TASK BRIEF: Only the number is wanted: count the lines that include the word "ylabel".

>> start SUPPLIED RECORDS

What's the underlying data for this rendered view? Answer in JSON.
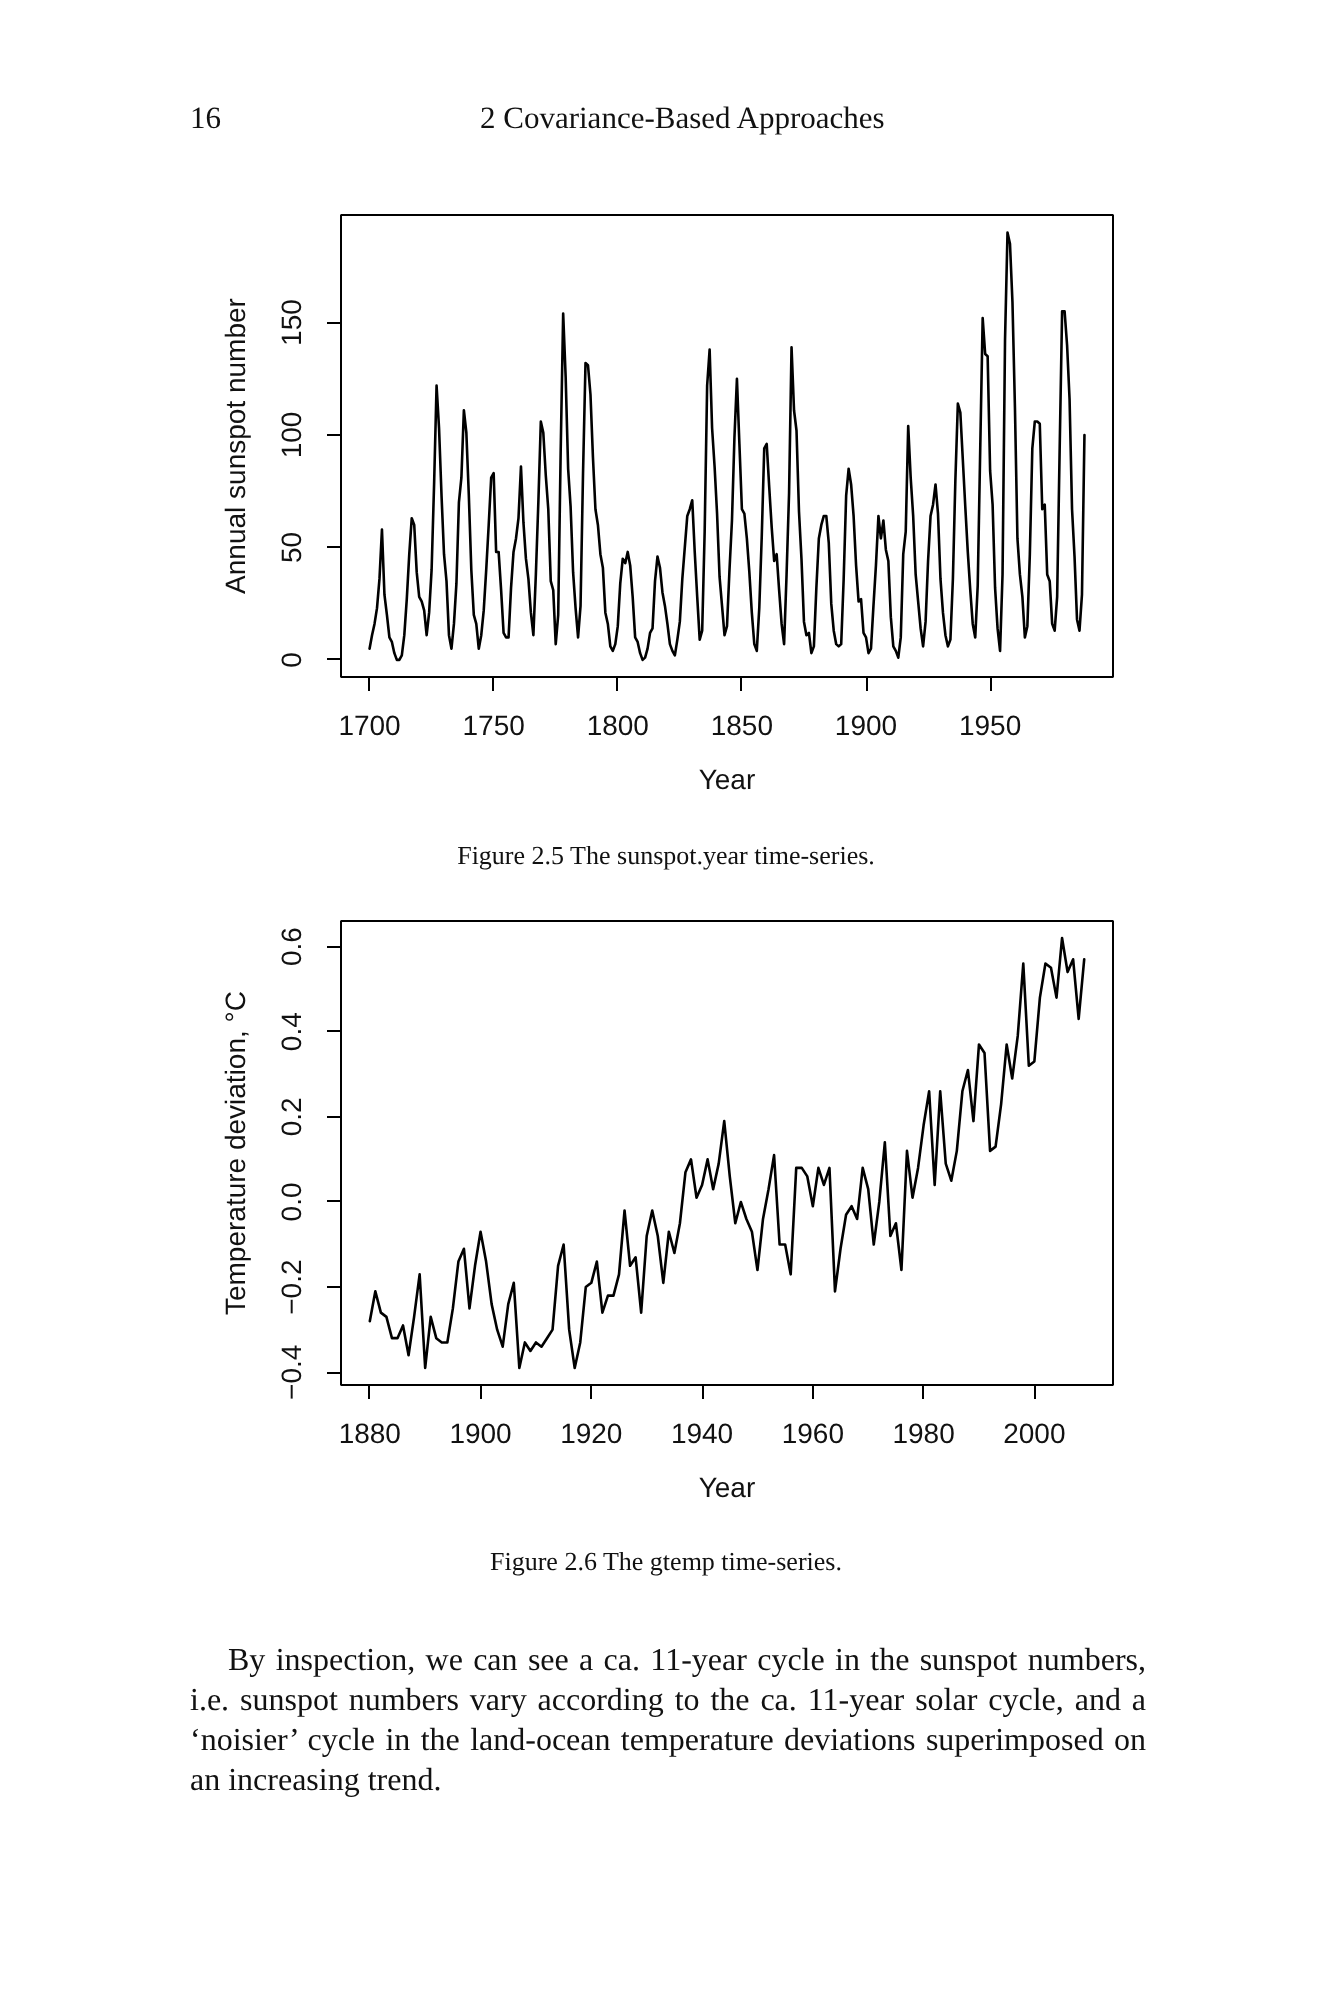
{
  "chart_data": [
    {
      "type": "line",
      "xlabel": "Year",
      "ylabel": "Annual sunspot number",
      "color": "#000000",
      "grid": false,
      "xlim": [
        1688.5,
        1999.5
      ],
      "ylim": [
        -7.6,
        197.8
      ],
      "xticks": [
        1700,
        1750,
        1800,
        1850,
        1900,
        1950
      ],
      "yticks": [
        0,
        50,
        100,
        150
      ],
      "annotations": [
        "16",
        "2 Covariance-Based Approaches",
        "Figure 2.5 The sunspot.year time-series."
      ],
      "x": [
        1700,
        1701,
        1702,
        1703,
        1704,
        1705,
        1706,
        1707,
        1708,
        1709,
        1710,
        1711,
        1712,
        1713,
        1714,
        1715,
        1716,
        1717,
        1718,
        1719,
        1720,
        1721,
        1722,
        1723,
        1724,
        1725,
        1726,
        1727,
        1728,
        1729,
        1730,
        1731,
        1732,
        1733,
        1734,
        1735,
        1736,
        1737,
        1738,
        1739,
        1740,
        1741,
        1742,
        1743,
        1744,
        1745,
        1746,
        1747,
        1748,
        1749,
        1750,
        1751,
        1752,
        1753,
        1754,
        1755,
        1756,
        1757,
        1758,
        1759,
        1760,
        1761,
        1762,
        1763,
        1764,
        1765,
        1766,
        1767,
        1768,
        1769,
        1770,
        1771,
        1772,
        1773,
        1774,
        1775,
        1776,
        1777,
        1778,
        1779,
        1780,
        1781,
        1782,
        1783,
        1784,
        1785,
        1786,
        1787,
        1788,
        1789,
        1790,
        1791,
        1792,
        1793,
        1794,
        1795,
        1796,
        1797,
        1798,
        1799,
        1800,
        1801,
        1802,
        1803,
        1804,
        1805,
        1806,
        1807,
        1808,
        1809,
        1810,
        1811,
        1812,
        1813,
        1814,
        1815,
        1816,
        1817,
        1818,
        1819,
        1820,
        1821,
        1822,
        1823,
        1824,
        1825,
        1826,
        1827,
        1828,
        1829,
        1830,
        1831,
        1832,
        1833,
        1834,
        1835,
        1836,
        1837,
        1838,
        1839,
        1840,
        1841,
        1842,
        1843,
        1844,
        1845,
        1846,
        1847,
        1848,
        1849,
        1850,
        1851,
        1852,
        1853,
        1854,
        1855,
        1856,
        1857,
        1858,
        1859,
        1860,
        1861,
        1862,
        1863,
        1864,
        1865,
        1866,
        1867,
        1868,
        1869,
        1870,
        1871,
        1872,
        1873,
        1874,
        1875,
        1876,
        1877,
        1878,
        1879,
        1880,
        1881,
        1882,
        1883,
        1884,
        1885,
        1886,
        1887,
        1888,
        1889,
        1890,
        1891,
        1892,
        1893,
        1894,
        1895,
        1896,
        1897,
        1898,
        1899,
        1900,
        1901,
        1902,
        1903,
        1904,
        1905,
        1906,
        1907,
        1908,
        1909,
        1910,
        1911,
        1912,
        1913,
        1914,
        1915,
        1916,
        1917,
        1918,
        1919,
        1920,
        1921,
        1922,
        1923,
        1924,
        1925,
        1926,
        1927,
        1928,
        1929,
        1930,
        1931,
        1932,
        1933,
        1934,
        1935,
        1936,
        1937,
        1938,
        1939,
        1940,
        1941,
        1942,
        1943,
        1944,
        1945,
        1946,
        1947,
        1948,
        1949,
        1950,
        1951,
        1952,
        1953,
        1954,
        1955,
        1956,
        1957,
        1958,
        1959,
        1960,
        1961,
        1962,
        1963,
        1964,
        1965,
        1966,
        1967,
        1968,
        1969,
        1970,
        1971,
        1972,
        1973,
        1974,
        1975,
        1976,
        1977,
        1978,
        1979,
        1980,
        1981,
        1982,
        1983,
        1984,
        1985,
        1986,
        1987,
        1988
      ],
      "values": [
        5,
        11,
        16,
        23,
        36,
        58,
        29,
        20,
        10,
        8,
        3,
        0,
        0,
        2,
        11,
        27,
        47,
        63,
        60,
        39,
        28,
        26,
        22,
        11,
        21,
        40,
        78,
        122,
        103,
        73,
        47,
        35,
        11,
        5,
        16,
        34,
        70,
        81,
        111,
        101,
        73,
        40,
        20,
        16,
        5,
        11,
        22,
        40,
        60,
        81,
        83,
        48,
        48,
        31,
        12,
        10,
        10,
        32,
        48,
        54,
        63,
        86,
        61,
        45,
        36,
        21,
        11,
        38,
        70,
        106,
        101,
        82,
        67,
        35,
        31,
        7,
        20,
        93,
        154,
        126,
        85,
        68,
        39,
        23,
        10,
        24,
        83,
        132,
        131,
        118,
        90,
        67,
        60,
        47,
        41,
        21,
        16,
        6,
        4,
        7,
        15,
        34,
        45,
        43,
        48,
        42,
        28,
        10,
        8,
        3,
        0,
        1,
        5,
        12,
        14,
        35,
        46,
        41,
        30,
        24,
        16,
        7,
        4,
        2,
        9,
        17,
        36,
        50,
        64,
        67,
        71,
        48,
        28,
        9,
        13,
        57,
        122,
        138,
        103,
        86,
        65,
        37,
        24,
        11,
        15,
        40,
        62,
        99,
        125,
        96,
        67,
        65,
        54,
        39,
        21,
        7,
        4,
        23,
        55,
        94,
        96,
        77,
        59,
        44,
        47,
        31,
        16,
        7,
        38,
        74,
        139,
        111,
        102,
        66,
        45,
        17,
        11,
        12,
        3,
        6,
        32,
        54,
        60,
        64,
        64,
        52,
        25,
        13,
        7,
        6,
        7,
        36,
        73,
        85,
        78,
        64,
        42,
        26,
        27,
        12,
        10,
        3,
        5,
        24,
        42,
        64,
        54,
        62,
        49,
        44,
        19,
        6,
        4,
        1,
        10,
        47,
        57,
        104,
        81,
        64,
        38,
        26,
        14,
        6,
        17,
        44,
        64,
        69,
        78,
        65,
        36,
        21,
        11,
        6,
        9,
        36,
        80,
        114,
        110,
        89,
        68,
        48,
        31,
        16,
        10,
        33,
        93,
        152,
        136,
        135,
        84,
        69,
        32,
        14,
        4,
        38,
        142,
        190,
        185,
        159,
        112,
        54,
        38,
        28,
        10,
        15,
        47,
        94,
        106,
        106,
        105,
        67,
        69,
        38,
        35,
        16,
        13,
        28,
        93,
        155,
        155,
        140,
        116,
        67,
        46,
        18,
        13,
        29,
        100
      ]
    },
    {
      "type": "line",
      "xlabel": "Year",
      "ylabel": "Temperature deviation, °C",
      "color": "#000000",
      "grid": false,
      "xlim": [
        1874.8,
        2014.2
      ],
      "ylim": [
        -0.43,
        0.66
      ],
      "xticks": [
        1880,
        1900,
        1920,
        1940,
        1960,
        1980,
        2000
      ],
      "yticks": [
        {
          "value": -0.4,
          "label": "−0.4"
        },
        {
          "value": -0.2,
          "label": "−0.2"
        },
        {
          "value": 0,
          "label": "0.0"
        },
        0.2,
        0.4,
        0.6
      ],
      "annotations": [
        "Figure 2.6 The gtemp time-series.",
        "By inspection, we can see a ca. 11-year cycle in the sunspot numbers, i.e. sunspot numbers vary according to the ca. 11-year solar cycle, and a ‘noisier’ cycle in the land-ocean temperature deviations superimposed on an increasing trend."
      ],
      "x": [
        1880,
        1881,
        1882,
        1883,
        1884,
        1885,
        1886,
        1887,
        1888,
        1889,
        1890,
        1891,
        1892,
        1893,
        1894,
        1895,
        1896,
        1897,
        1898,
        1899,
        1900,
        1901,
        1902,
        1903,
        1904,
        1905,
        1906,
        1907,
        1908,
        1909,
        1910,
        1911,
        1912,
        1913,
        1914,
        1915,
        1916,
        1917,
        1918,
        1919,
        1920,
        1921,
        1922,
        1923,
        1924,
        1925,
        1926,
        1927,
        1928,
        1929,
        1930,
        1931,
        1932,
        1933,
        1934,
        1935,
        1936,
        1937,
        1938,
        1939,
        1940,
        1941,
        1942,
        1943,
        1944,
        1945,
        1946,
        1947,
        1948,
        1949,
        1950,
        1951,
        1952,
        1953,
        1954,
        1955,
        1956,
        1957,
        1958,
        1959,
        1960,
        1961,
        1962,
        1963,
        1964,
        1965,
        1966,
        1967,
        1968,
        1969,
        1970,
        1971,
        1972,
        1973,
        1974,
        1975,
        1976,
        1977,
        1978,
        1979,
        1980,
        1981,
        1982,
        1983,
        1984,
        1985,
        1986,
        1987,
        1988,
        1989,
        1990,
        1991,
        1992,
        1993,
        1994,
        1995,
        1996,
        1997,
        1998,
        1999,
        2000,
        2001,
        2002,
        2003,
        2004,
        2005,
        2006,
        2007,
        2008,
        2009
      ],
      "values": [
        -0.28,
        -0.21,
        -0.26,
        -0.27,
        -0.32,
        -0.32,
        -0.29,
        -0.36,
        -0.27,
        -0.17,
        -0.39,
        -0.27,
        -0.32,
        -0.33,
        -0.33,
        -0.25,
        -0.14,
        -0.11,
        -0.25,
        -0.15,
        -0.07,
        -0.14,
        -0.24,
        -0.3,
        -0.34,
        -0.24,
        -0.19,
        -0.39,
        -0.33,
        -0.35,
        -0.33,
        -0.34,
        -0.32,
        -0.3,
        -0.15,
        -0.1,
        -0.3,
        -0.39,
        -0.33,
        -0.2,
        -0.19,
        -0.14,
        -0.26,
        -0.22,
        -0.22,
        -0.17,
        -0.02,
        -0.15,
        -0.13,
        -0.26,
        -0.08,
        -0.02,
        -0.08,
        -0.19,
        -0.07,
        -0.12,
        -0.05,
        0.07,
        0.1,
        0.01,
        0.04,
        0.1,
        0.03,
        0.09,
        0.19,
        0.06,
        -0.05,
        0.0,
        -0.04,
        -0.07,
        -0.16,
        -0.04,
        0.03,
        0.11,
        -0.1,
        -0.1,
        -0.17,
        0.08,
        0.08,
        0.06,
        -0.01,
        0.08,
        0.04,
        0.08,
        -0.21,
        -0.11,
        -0.03,
        -0.01,
        -0.04,
        0.08,
        0.03,
        -0.1,
        0.0,
        0.14,
        -0.08,
        -0.05,
        -0.16,
        0.12,
        0.01,
        0.08,
        0.18,
        0.26,
        0.04,
        0.26,
        0.09,
        0.05,
        0.12,
        0.26,
        0.31,
        0.19,
        0.37,
        0.35,
        0.12,
        0.13,
        0.23,
        0.37,
        0.29,
        0.39,
        0.56,
        0.32,
        0.33,
        0.48,
        0.56,
        0.55,
        0.48,
        0.62,
        0.54,
        0.57,
        0.43,
        0.57
      ]
    }
  ]
}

>> end SUPPLIED RECORDS

WRITTEN SOLUTION: 2